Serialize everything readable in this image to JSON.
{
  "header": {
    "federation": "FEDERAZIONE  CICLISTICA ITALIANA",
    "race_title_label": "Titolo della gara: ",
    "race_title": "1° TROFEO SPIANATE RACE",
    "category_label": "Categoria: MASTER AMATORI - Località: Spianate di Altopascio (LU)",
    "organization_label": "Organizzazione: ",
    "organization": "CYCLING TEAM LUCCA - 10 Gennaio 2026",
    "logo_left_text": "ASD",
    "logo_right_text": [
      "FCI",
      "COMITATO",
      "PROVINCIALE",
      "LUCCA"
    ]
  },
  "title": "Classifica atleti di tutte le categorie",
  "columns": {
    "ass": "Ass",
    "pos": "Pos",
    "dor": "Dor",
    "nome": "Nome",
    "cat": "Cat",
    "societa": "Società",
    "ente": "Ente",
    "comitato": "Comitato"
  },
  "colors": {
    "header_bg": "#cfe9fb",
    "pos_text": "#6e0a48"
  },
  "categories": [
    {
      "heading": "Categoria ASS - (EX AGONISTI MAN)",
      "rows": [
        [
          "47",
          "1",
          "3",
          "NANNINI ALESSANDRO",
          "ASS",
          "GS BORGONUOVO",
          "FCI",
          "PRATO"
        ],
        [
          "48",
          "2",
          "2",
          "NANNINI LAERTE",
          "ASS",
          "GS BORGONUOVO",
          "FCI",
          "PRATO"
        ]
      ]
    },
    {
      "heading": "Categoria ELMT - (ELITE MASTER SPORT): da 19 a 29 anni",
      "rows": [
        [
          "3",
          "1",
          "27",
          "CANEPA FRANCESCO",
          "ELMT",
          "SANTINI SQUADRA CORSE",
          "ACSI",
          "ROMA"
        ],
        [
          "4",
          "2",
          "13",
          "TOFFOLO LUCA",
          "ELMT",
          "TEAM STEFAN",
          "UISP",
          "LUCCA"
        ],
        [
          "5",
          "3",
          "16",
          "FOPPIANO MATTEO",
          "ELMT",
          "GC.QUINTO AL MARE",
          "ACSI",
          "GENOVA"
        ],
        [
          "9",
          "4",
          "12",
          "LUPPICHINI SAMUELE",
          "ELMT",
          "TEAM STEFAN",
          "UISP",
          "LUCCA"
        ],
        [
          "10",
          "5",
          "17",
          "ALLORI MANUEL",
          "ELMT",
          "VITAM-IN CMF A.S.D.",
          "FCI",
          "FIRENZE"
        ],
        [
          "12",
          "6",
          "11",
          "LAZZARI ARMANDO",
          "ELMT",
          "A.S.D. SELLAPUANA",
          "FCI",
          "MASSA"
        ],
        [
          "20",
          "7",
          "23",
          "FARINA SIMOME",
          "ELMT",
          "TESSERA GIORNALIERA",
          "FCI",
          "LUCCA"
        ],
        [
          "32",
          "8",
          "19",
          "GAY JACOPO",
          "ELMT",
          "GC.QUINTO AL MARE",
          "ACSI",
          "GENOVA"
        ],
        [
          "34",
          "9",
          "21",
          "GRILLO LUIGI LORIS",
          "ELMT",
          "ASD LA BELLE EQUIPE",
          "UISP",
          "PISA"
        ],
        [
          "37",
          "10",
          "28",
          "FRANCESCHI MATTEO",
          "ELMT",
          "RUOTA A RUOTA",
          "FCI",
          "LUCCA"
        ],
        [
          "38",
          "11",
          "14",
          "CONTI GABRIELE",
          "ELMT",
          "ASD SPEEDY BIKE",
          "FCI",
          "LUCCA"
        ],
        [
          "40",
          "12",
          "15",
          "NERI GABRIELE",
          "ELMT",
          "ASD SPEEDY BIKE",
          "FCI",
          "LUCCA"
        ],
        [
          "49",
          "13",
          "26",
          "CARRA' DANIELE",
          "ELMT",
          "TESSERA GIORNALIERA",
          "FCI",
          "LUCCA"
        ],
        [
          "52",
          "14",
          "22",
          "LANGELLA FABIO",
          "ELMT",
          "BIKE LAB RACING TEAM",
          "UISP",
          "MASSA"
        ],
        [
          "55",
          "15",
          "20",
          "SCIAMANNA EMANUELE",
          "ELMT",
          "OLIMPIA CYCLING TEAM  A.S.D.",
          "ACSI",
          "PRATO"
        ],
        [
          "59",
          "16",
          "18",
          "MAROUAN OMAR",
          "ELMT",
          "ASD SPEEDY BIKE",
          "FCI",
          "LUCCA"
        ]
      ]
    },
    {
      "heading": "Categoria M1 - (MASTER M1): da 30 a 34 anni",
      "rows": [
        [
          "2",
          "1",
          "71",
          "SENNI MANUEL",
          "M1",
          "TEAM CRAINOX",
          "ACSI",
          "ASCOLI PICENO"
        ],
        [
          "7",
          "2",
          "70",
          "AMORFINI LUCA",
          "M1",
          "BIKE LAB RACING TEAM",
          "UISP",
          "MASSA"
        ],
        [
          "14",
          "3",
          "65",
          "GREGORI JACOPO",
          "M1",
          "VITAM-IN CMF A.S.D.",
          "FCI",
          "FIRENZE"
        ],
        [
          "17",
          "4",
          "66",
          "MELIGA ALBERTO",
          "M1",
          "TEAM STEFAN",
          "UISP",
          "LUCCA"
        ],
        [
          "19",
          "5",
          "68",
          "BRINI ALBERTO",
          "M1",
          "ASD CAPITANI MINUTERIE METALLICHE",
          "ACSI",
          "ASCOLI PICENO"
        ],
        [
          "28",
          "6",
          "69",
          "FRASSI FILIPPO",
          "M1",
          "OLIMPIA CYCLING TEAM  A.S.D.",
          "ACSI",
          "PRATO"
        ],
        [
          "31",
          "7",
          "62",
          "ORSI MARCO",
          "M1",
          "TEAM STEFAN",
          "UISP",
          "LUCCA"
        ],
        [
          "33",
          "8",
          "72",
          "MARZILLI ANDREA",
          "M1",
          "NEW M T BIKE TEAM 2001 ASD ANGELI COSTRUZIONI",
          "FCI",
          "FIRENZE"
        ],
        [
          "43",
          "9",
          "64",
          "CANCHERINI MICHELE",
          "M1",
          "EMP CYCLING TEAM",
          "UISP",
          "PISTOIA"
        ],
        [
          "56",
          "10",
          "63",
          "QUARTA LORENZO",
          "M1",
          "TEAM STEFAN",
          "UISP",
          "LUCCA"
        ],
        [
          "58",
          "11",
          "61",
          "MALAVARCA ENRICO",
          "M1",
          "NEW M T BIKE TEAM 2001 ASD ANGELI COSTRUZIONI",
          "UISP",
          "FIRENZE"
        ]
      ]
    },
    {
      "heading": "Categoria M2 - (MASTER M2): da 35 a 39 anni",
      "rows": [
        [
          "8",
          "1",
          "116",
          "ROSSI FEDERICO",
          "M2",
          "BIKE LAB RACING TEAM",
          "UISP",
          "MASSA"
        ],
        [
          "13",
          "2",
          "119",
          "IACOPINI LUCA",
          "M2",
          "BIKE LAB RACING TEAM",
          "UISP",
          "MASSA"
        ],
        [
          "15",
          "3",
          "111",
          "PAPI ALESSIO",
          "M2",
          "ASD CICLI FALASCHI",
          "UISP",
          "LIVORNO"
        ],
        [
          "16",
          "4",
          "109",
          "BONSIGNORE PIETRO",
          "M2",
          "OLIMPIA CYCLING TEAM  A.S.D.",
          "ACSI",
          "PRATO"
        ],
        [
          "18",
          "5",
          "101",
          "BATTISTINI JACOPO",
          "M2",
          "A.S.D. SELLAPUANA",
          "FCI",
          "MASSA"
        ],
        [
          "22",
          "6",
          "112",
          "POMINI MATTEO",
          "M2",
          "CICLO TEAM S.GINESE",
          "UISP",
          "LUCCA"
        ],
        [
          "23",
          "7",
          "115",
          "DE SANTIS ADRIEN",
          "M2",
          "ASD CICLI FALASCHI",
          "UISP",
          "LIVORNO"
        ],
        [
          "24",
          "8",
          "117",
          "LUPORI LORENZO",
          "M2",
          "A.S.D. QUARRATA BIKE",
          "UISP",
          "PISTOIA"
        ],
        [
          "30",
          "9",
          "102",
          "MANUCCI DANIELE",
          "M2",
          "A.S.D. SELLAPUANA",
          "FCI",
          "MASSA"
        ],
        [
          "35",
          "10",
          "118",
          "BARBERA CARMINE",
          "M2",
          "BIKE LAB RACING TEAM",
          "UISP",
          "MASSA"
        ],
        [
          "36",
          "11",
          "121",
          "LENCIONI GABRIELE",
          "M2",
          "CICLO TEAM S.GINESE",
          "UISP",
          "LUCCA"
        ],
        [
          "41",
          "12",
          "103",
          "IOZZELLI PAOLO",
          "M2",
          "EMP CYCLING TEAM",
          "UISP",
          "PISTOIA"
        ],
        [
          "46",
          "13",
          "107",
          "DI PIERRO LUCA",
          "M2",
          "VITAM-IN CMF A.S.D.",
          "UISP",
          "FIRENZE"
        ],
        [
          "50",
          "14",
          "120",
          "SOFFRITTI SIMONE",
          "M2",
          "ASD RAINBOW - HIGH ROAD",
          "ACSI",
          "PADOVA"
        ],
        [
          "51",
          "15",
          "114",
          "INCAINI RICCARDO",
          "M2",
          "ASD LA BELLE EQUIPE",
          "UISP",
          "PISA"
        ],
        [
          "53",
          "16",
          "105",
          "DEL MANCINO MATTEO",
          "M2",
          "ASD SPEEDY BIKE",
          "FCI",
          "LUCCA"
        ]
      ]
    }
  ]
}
+ + +
• [Aim of the exercise] Copy every line of the records above that holds the word "GABRIELE".

• [Exercise response]
          "CONTI GABRIELE",
          "NERI GABRIELE",
          "LENCIONI GABRIELE",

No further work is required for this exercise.